Task objective:
Find the number of lines containing the string "Plan" in the data. Answer with the number by itself.

── Entries supplied

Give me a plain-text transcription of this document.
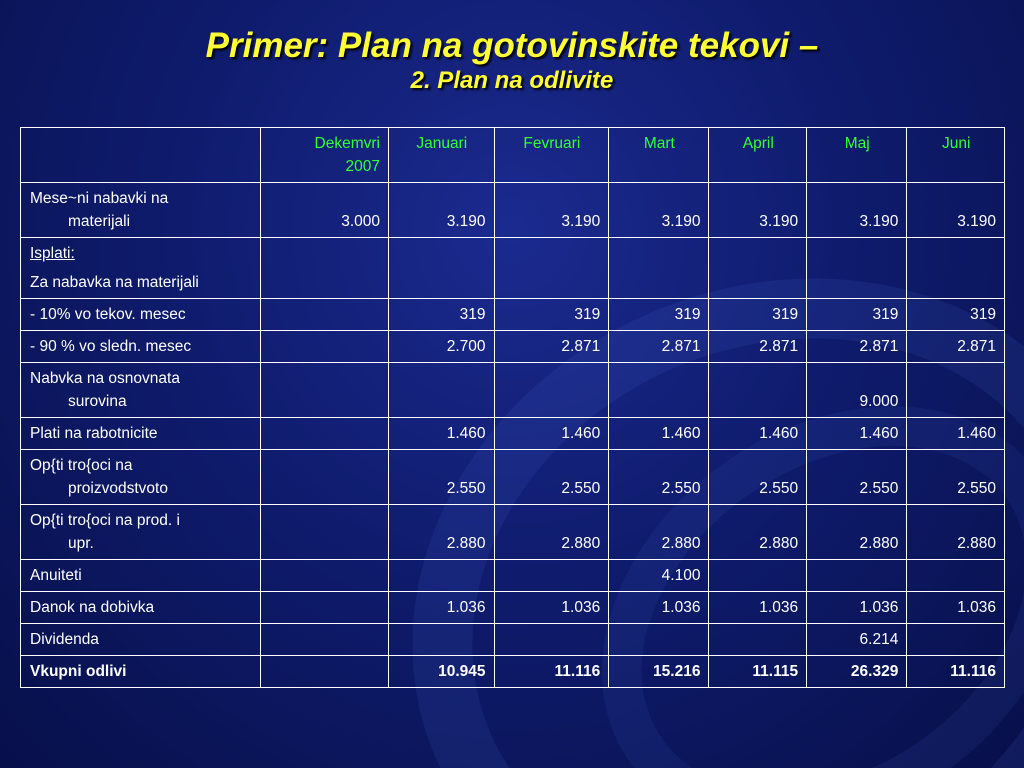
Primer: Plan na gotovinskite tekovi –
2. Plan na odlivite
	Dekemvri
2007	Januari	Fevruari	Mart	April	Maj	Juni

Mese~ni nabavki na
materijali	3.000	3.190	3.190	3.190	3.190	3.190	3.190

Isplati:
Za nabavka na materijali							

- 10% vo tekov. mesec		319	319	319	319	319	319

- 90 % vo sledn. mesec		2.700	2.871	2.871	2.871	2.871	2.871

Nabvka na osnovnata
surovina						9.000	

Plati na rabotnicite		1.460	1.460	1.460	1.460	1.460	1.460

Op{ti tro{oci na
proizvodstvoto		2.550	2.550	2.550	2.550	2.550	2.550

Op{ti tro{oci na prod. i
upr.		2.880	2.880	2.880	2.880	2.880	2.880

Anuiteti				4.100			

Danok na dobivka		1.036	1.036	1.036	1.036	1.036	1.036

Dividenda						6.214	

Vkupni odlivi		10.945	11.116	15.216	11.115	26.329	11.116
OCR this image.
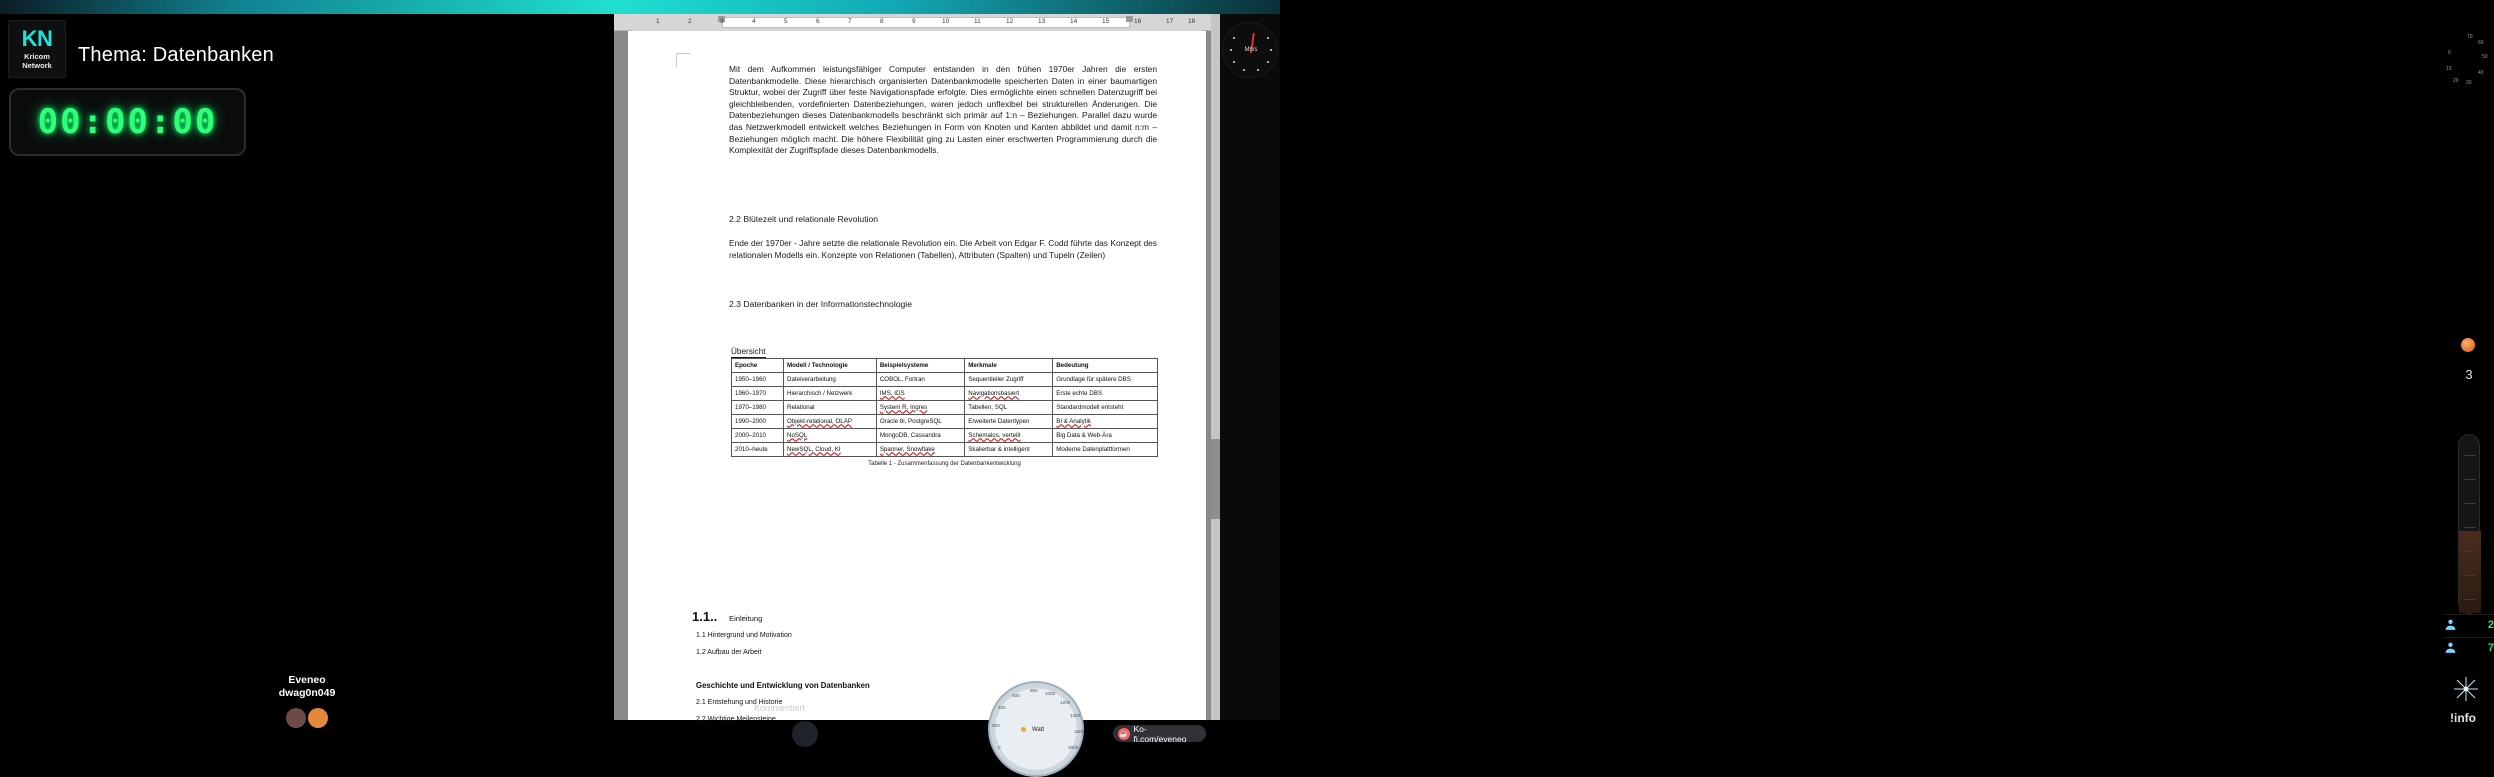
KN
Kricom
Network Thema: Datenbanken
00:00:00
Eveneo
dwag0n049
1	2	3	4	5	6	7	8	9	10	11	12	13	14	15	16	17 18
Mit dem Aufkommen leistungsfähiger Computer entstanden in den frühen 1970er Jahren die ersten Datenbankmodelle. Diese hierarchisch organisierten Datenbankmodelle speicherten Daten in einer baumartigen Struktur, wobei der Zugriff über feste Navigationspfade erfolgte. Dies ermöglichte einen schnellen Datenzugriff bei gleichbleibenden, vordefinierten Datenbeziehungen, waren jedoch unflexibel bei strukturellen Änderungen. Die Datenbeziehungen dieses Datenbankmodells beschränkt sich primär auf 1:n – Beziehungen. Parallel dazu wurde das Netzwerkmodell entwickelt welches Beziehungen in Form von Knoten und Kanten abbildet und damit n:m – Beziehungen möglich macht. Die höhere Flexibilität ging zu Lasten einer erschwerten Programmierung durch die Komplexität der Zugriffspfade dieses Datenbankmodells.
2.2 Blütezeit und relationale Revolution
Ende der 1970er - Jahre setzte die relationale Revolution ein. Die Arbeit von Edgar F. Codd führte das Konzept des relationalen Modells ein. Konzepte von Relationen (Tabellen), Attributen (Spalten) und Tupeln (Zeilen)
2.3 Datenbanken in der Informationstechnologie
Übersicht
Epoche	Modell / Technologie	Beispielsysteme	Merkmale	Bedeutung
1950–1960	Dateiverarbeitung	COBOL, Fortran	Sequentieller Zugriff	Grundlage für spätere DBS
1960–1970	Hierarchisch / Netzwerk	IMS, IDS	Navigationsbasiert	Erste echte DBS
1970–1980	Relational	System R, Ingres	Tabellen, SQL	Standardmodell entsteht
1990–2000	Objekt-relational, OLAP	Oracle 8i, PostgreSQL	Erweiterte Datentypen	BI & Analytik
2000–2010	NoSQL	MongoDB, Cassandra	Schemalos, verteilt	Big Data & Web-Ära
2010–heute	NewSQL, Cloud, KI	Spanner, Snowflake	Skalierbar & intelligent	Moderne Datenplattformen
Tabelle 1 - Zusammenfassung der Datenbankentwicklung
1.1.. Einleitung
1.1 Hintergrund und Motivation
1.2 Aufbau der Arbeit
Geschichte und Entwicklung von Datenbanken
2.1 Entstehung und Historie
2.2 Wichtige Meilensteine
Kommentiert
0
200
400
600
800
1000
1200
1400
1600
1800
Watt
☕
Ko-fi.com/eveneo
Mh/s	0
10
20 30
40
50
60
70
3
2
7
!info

────

Final answer:
2